(Dataset items)
***

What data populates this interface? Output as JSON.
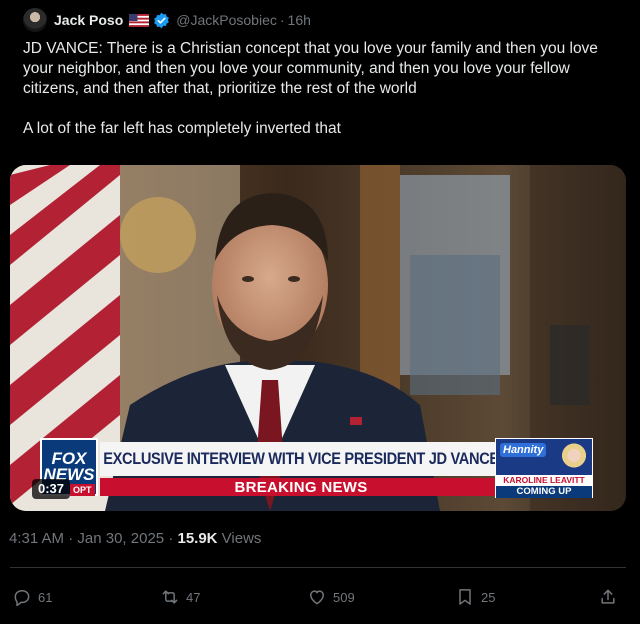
{
  "tweet": {
    "author": {
      "display_name": "Jack Poso",
      "handle": "@JackPosobiec",
      "flag_icon": "us-flag-icon",
      "verified_icon": "verified-badge-icon",
      "verified_color": "#1d9bf0"
    },
    "separator": "·",
    "time_ago": "16h",
    "paragraphs": [
      "JD VANCE: There is a Christian concept that you love your family and then you love your neighbor, and then you love your community, and then you love your fellow citizens, and then after that, prioritize the rest of the world",
      "A lot of the far left has completely inverted that"
    ],
    "video": {
      "duration": "0:37",
      "chyron_logo_top": "FOX",
      "chyron_logo_bottom": "NEWS",
      "chyron_logo_tag": "OPT",
      "headline": "EXCLUSIVE INTERVIEW WITH VICE PRESIDENT JD VANCE",
      "breaking": "BREAKING NEWS",
      "promo_show": "Hannity",
      "promo_name": "KAROLINE LEAVITT",
      "promo_coming": "COMING UP",
      "brand_red": "#c8102e",
      "brand_blue": "#0b3a7a"
    },
    "meta": {
      "time": "4:31 AM",
      "separator": "·",
      "date": "Jan 30, 2025",
      "separator2": "·",
      "views_count": "15.9K",
      "views_label": " Views"
    },
    "actions": {
      "replies": "61",
      "reposts": "47",
      "likes": "509",
      "bookmarks": "25",
      "icons": [
        "reply-icon",
        "repost-icon",
        "like-icon",
        "bookmark-icon",
        "share-icon"
      ]
    }
  }
}
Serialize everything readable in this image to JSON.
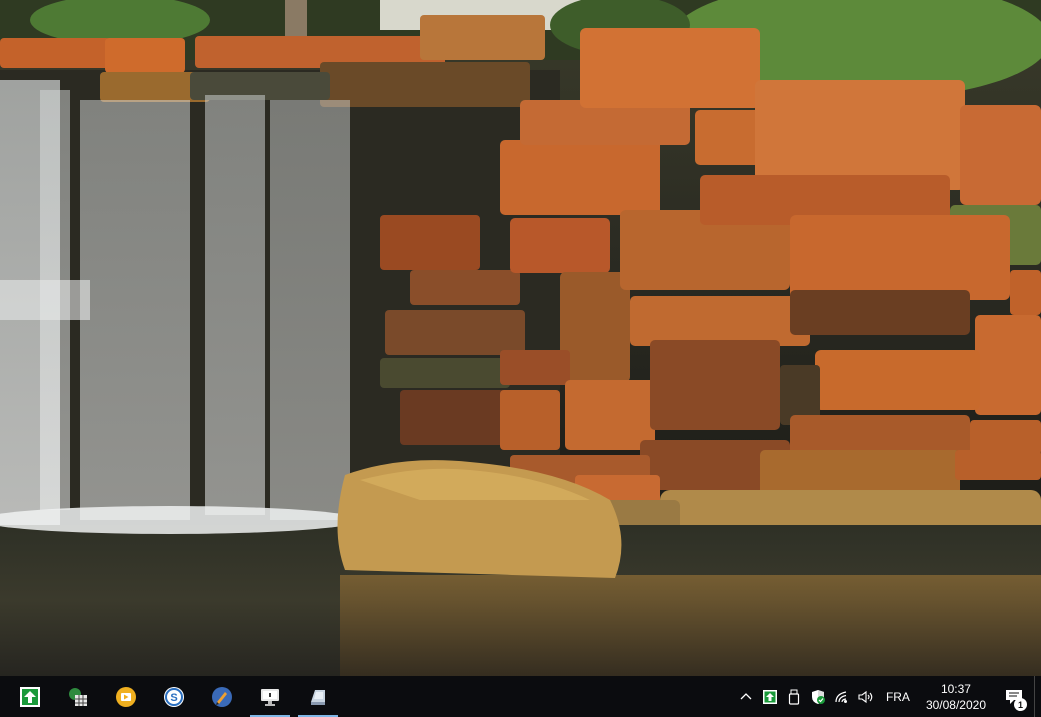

***

→ **PROBLEM STATEMENT**
Your task is to reproduce all of the material exactly. The pictures stay out.

→ **SOLUTION TO THE PROBLEM**
What data populates this interface? Output as JSON.
{
  "tweet": {
    "author": {
      "display_name": "Jack Poso",
      "handle": "@JackPosobiec",
      "flag_icon": "us-flag-icon",
      "verified_icon": "verified-badge-icon",
      "verified_color": "#1d9bf0"
    },
    "separator": "·",
    "time_ago": "16h",
    "paragraphs": [
      "JD VANCE: There is a Christian concept that you love your family and then you love your neighbor, and then you love your community, and then you love your fellow citizens, and then after that, prioritize the rest of the world",
      "A lot of the far left has completely inverted that"
    ],
    "video": {
      "duration": "0:37",
      "chyron_logo_top": "FOX",
      "chyron_logo_bottom": "NEWS",
      "chyron_logo_tag": "OPT",
      "headline": "EXCLUSIVE INTERVIEW WITH VICE PRESIDENT JD VANCE",
      "breaking": "BREAKING NEWS",
      "promo_show": "Hannity",
      "promo_name": "KAROLINE LEAVITT",
      "promo_coming": "COMING UP",
      "brand_red": "#c8102e",
      "brand_blue": "#0b3a7a"
    },
    "meta": {
      "time": "4:31 AM",
      "separator": "·",
      "date": "Jan 30, 2025",
      "separator2": "·",
      "views_count": "15.9K",
      "views_label": " Views"
    },
    "actions": {
      "replies": "61",
      "reposts": "47",
      "likes": "509",
      "bookmarks": "25",
      "icons": [
        "reply-icon",
        "repost-icon",
        "like-icon",
        "bookmark-icon",
        "share-icon"
      ]
    }
  }
}
Serialize everything readable in this image to JSON.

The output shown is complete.